## YOUR OBJECTIVE
Find the lines with "this" in them and copy them out.
:: PROVIDED ENTRIES ::
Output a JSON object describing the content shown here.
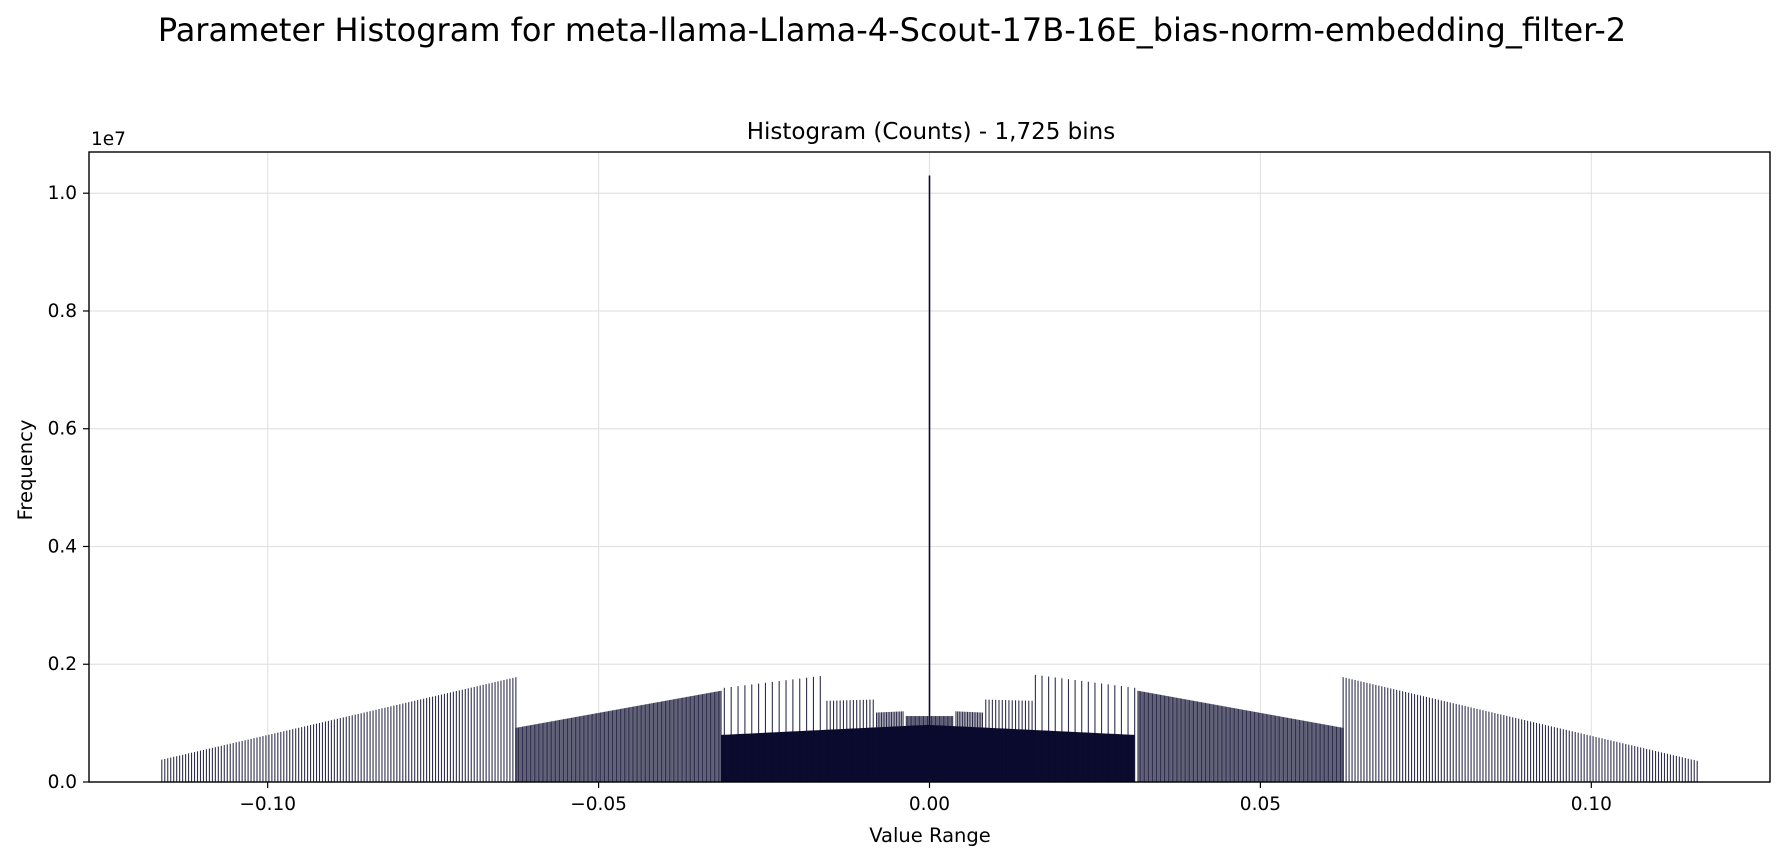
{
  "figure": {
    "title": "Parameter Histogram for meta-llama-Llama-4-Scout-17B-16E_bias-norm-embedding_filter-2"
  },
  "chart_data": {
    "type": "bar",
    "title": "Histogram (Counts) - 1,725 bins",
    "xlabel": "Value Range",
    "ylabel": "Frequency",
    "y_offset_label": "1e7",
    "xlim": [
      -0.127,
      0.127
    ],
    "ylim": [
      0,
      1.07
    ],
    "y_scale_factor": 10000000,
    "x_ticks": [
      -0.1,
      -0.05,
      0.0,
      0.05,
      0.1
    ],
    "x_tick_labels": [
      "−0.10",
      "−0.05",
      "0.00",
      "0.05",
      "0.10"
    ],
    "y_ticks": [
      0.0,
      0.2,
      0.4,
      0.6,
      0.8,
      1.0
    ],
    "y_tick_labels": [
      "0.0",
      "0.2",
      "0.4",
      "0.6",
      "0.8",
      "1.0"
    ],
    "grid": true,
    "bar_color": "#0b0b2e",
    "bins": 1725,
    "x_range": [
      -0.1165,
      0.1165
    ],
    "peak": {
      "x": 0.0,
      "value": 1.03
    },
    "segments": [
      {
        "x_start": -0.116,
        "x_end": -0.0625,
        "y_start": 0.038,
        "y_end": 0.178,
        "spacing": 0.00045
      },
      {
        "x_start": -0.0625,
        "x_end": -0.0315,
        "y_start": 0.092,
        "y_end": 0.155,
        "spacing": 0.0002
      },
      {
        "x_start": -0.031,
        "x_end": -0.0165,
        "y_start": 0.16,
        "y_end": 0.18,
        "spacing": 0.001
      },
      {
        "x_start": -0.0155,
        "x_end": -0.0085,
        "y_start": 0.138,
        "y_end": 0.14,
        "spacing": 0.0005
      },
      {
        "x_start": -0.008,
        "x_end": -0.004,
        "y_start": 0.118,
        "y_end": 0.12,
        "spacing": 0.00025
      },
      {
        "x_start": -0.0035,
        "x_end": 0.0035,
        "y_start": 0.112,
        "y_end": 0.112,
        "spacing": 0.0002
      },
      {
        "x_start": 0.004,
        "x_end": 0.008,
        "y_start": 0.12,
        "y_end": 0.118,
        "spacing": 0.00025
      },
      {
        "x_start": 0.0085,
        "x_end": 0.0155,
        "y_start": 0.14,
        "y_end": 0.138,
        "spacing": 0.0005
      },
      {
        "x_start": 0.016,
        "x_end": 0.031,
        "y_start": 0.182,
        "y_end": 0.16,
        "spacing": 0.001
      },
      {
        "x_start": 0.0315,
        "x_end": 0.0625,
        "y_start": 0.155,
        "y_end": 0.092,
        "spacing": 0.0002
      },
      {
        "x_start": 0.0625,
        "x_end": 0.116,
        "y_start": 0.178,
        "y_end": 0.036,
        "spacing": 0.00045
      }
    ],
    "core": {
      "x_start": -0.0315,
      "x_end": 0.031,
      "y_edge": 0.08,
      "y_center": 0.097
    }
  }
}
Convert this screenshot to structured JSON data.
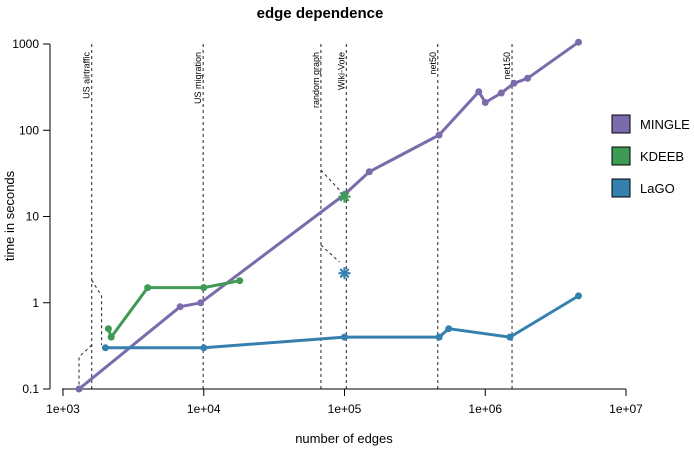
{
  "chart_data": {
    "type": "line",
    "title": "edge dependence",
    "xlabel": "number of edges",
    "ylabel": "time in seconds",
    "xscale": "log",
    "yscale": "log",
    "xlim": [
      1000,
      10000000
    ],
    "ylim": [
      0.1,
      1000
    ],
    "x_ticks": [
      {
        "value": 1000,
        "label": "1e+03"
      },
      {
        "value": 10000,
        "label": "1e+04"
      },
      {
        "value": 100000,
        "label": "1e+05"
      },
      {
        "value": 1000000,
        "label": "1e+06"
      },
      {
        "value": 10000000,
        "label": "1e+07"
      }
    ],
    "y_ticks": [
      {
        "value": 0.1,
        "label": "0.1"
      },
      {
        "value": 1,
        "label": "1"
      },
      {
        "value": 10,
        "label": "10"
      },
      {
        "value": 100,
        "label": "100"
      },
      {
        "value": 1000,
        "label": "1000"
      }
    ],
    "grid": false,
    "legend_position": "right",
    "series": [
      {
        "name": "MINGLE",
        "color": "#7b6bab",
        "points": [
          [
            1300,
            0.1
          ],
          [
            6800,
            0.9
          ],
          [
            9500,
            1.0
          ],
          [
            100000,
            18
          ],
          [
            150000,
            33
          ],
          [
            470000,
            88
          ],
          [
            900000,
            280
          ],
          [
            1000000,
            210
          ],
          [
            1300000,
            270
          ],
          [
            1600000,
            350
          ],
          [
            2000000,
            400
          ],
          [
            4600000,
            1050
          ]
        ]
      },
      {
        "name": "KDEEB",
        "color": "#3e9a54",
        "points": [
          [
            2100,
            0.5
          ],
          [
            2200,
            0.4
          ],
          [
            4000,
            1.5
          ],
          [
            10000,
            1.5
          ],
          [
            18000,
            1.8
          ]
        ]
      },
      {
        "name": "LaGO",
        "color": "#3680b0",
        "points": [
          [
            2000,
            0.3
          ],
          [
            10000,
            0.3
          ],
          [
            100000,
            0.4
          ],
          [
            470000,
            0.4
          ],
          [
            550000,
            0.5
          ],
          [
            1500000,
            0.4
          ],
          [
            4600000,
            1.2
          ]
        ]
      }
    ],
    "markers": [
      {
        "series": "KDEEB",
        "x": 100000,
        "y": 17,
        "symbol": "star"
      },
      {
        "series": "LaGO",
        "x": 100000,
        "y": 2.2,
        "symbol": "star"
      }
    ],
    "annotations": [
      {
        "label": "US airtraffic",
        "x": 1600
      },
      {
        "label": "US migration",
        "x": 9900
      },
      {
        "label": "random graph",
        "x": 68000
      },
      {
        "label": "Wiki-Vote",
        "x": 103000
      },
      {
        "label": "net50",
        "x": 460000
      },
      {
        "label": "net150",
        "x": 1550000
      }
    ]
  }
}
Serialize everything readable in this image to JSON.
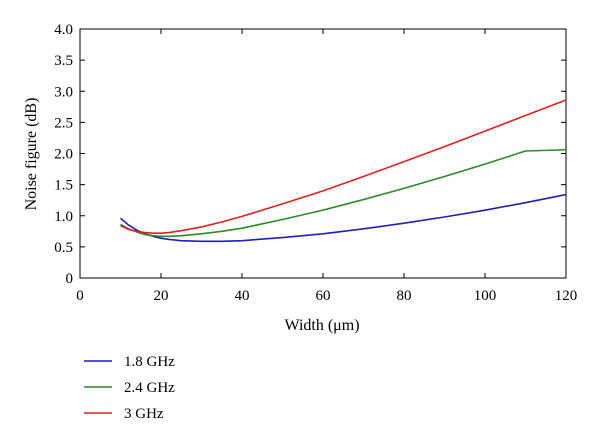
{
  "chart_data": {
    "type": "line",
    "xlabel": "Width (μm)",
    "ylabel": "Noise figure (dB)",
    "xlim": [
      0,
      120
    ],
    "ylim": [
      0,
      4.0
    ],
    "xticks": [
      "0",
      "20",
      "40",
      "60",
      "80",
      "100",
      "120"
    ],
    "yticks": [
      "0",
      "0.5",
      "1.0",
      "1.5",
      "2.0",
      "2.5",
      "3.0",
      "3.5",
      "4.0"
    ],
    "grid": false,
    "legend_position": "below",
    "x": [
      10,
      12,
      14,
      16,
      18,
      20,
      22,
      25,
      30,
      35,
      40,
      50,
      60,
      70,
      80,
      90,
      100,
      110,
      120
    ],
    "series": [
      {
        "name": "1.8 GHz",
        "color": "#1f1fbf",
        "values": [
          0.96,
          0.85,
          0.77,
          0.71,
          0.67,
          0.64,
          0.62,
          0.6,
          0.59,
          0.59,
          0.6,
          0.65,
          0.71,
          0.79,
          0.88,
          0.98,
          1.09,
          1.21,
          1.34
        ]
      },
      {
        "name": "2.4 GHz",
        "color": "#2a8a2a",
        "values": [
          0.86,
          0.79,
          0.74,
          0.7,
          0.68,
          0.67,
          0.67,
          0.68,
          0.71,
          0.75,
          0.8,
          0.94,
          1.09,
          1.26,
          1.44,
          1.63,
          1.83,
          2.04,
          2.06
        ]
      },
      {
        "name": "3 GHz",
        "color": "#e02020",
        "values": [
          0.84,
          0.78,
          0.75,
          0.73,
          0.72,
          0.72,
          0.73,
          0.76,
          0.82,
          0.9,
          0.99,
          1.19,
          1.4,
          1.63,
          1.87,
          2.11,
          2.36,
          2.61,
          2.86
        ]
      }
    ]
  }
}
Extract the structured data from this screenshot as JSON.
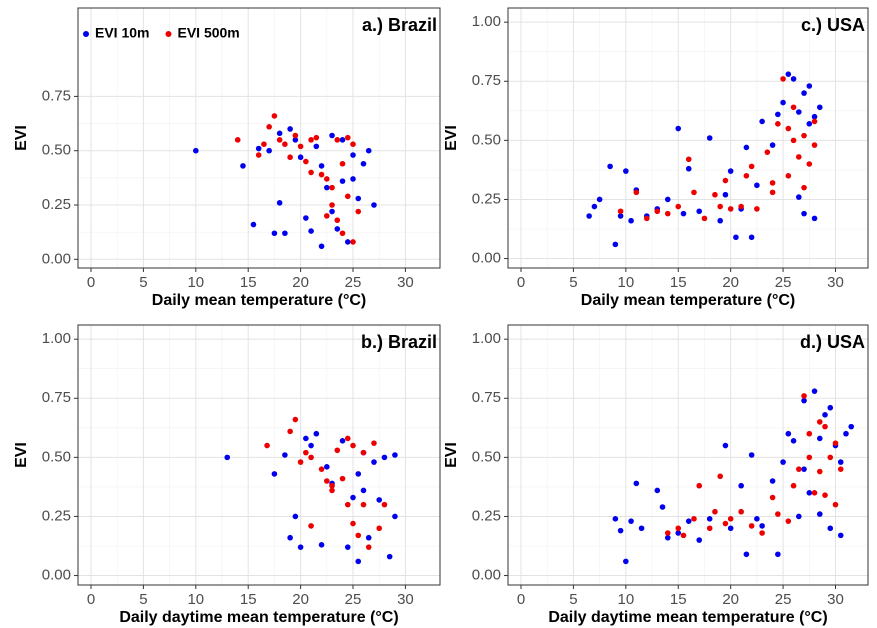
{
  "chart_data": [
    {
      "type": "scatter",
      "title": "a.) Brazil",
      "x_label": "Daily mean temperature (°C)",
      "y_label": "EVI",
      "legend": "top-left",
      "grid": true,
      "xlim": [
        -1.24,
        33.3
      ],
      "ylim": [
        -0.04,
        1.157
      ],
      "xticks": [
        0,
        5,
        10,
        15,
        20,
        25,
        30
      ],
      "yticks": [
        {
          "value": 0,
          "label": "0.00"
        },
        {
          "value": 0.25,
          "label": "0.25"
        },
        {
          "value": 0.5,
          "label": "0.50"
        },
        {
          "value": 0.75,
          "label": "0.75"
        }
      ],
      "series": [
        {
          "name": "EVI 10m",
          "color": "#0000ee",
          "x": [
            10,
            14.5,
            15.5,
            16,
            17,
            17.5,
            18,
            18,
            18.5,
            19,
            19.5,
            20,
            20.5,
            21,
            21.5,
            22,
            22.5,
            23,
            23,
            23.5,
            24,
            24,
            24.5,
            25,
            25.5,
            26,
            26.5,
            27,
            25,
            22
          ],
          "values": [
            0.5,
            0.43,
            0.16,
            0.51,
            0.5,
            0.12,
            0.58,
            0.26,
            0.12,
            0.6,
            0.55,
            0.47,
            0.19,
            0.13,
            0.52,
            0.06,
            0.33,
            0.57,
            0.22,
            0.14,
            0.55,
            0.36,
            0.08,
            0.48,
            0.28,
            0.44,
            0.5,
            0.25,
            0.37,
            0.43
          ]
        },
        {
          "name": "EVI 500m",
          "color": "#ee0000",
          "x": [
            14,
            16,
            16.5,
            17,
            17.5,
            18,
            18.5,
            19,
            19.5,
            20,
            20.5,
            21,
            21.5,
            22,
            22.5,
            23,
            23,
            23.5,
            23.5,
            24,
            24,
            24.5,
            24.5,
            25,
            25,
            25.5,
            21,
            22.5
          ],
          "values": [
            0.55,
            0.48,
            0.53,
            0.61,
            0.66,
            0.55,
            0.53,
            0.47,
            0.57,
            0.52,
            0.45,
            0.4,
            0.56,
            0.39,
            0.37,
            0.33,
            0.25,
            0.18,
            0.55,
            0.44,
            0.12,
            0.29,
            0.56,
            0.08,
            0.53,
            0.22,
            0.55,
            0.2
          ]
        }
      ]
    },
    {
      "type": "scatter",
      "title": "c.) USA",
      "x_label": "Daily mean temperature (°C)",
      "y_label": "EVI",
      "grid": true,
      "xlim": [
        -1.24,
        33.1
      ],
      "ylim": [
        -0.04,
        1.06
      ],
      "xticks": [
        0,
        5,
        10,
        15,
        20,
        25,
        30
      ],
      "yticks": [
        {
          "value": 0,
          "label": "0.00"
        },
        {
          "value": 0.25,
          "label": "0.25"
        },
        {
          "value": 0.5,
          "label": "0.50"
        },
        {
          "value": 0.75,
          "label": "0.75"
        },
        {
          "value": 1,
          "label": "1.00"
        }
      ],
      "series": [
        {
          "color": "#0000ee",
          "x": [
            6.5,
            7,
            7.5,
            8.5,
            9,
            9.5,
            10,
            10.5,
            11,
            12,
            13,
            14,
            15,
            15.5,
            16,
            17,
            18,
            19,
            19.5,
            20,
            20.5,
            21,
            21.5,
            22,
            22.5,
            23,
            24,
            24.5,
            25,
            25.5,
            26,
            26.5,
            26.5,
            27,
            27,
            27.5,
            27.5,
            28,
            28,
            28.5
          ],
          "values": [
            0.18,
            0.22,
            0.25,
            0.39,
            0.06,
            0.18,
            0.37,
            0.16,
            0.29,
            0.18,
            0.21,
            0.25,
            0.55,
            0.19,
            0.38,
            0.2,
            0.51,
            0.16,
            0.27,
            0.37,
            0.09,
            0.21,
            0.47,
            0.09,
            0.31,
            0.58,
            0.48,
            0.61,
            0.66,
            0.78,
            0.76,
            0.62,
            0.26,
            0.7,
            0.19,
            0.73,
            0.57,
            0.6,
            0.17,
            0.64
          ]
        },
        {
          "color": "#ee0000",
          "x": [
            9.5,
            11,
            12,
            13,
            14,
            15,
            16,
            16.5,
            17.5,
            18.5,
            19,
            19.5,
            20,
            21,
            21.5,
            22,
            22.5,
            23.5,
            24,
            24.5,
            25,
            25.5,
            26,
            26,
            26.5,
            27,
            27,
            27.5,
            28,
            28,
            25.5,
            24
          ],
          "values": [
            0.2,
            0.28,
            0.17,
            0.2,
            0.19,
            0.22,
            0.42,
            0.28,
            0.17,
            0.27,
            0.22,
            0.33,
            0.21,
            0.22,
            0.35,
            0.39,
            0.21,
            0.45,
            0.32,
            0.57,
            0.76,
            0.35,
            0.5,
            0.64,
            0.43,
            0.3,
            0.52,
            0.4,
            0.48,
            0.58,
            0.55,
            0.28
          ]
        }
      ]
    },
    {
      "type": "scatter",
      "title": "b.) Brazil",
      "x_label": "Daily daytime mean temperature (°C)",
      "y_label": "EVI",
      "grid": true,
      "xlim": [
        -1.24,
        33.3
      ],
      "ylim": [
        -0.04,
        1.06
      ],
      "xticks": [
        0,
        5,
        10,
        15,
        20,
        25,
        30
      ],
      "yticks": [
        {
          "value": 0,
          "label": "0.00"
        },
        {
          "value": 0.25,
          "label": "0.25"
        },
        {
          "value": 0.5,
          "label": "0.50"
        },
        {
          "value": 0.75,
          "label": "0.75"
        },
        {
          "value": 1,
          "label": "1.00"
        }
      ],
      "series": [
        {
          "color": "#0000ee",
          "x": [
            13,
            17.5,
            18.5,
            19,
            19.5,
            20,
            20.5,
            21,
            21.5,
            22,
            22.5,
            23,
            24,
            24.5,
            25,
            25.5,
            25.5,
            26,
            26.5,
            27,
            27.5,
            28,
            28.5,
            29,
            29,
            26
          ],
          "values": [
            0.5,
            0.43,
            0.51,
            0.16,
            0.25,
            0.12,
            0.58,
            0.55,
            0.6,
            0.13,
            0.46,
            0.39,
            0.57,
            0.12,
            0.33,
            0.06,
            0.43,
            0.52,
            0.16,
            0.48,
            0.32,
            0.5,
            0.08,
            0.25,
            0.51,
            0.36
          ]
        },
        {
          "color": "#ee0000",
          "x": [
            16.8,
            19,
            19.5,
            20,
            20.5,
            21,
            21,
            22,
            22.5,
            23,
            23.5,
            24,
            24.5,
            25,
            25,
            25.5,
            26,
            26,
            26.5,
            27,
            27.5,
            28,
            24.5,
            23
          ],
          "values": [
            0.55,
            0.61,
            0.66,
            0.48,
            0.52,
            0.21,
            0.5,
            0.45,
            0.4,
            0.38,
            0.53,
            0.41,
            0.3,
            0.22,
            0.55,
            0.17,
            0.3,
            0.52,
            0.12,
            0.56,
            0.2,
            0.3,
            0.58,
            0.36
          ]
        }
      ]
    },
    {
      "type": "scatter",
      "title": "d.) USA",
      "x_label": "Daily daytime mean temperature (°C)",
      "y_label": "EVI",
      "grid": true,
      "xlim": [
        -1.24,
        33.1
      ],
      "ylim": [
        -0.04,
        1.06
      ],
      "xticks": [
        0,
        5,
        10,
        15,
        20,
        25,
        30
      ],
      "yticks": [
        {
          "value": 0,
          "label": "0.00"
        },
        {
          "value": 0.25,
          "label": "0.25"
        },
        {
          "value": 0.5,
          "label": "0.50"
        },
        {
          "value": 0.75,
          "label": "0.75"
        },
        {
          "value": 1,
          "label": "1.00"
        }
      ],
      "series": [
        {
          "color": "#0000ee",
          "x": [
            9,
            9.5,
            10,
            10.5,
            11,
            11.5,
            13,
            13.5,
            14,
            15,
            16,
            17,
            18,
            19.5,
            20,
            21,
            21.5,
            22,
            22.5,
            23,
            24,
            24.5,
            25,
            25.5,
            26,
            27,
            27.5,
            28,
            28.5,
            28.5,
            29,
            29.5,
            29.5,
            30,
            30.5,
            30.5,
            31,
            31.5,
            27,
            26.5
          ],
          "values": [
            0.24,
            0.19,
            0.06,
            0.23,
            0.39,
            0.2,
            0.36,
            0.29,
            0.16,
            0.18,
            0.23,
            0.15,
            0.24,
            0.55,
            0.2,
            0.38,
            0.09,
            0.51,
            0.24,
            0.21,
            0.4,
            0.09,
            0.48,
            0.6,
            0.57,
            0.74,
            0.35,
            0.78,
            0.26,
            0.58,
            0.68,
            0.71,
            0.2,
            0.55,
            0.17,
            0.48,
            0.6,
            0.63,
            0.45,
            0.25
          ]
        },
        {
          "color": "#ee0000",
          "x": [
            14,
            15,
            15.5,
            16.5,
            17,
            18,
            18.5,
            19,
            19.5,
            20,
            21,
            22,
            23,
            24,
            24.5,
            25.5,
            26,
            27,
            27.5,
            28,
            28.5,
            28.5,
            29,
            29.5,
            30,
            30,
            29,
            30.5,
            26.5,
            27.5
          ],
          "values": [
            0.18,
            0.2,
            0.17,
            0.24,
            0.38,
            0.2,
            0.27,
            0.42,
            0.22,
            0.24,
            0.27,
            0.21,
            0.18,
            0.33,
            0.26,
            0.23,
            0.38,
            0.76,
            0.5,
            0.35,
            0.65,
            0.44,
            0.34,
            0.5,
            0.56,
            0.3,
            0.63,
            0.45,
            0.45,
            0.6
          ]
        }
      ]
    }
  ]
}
:::
## COMPLETE OUTPUT
Convert this screenshot to structured JSON data.
Serialize everything readable in this image to JSON.
Extract the structured data from this screenshot as JSON.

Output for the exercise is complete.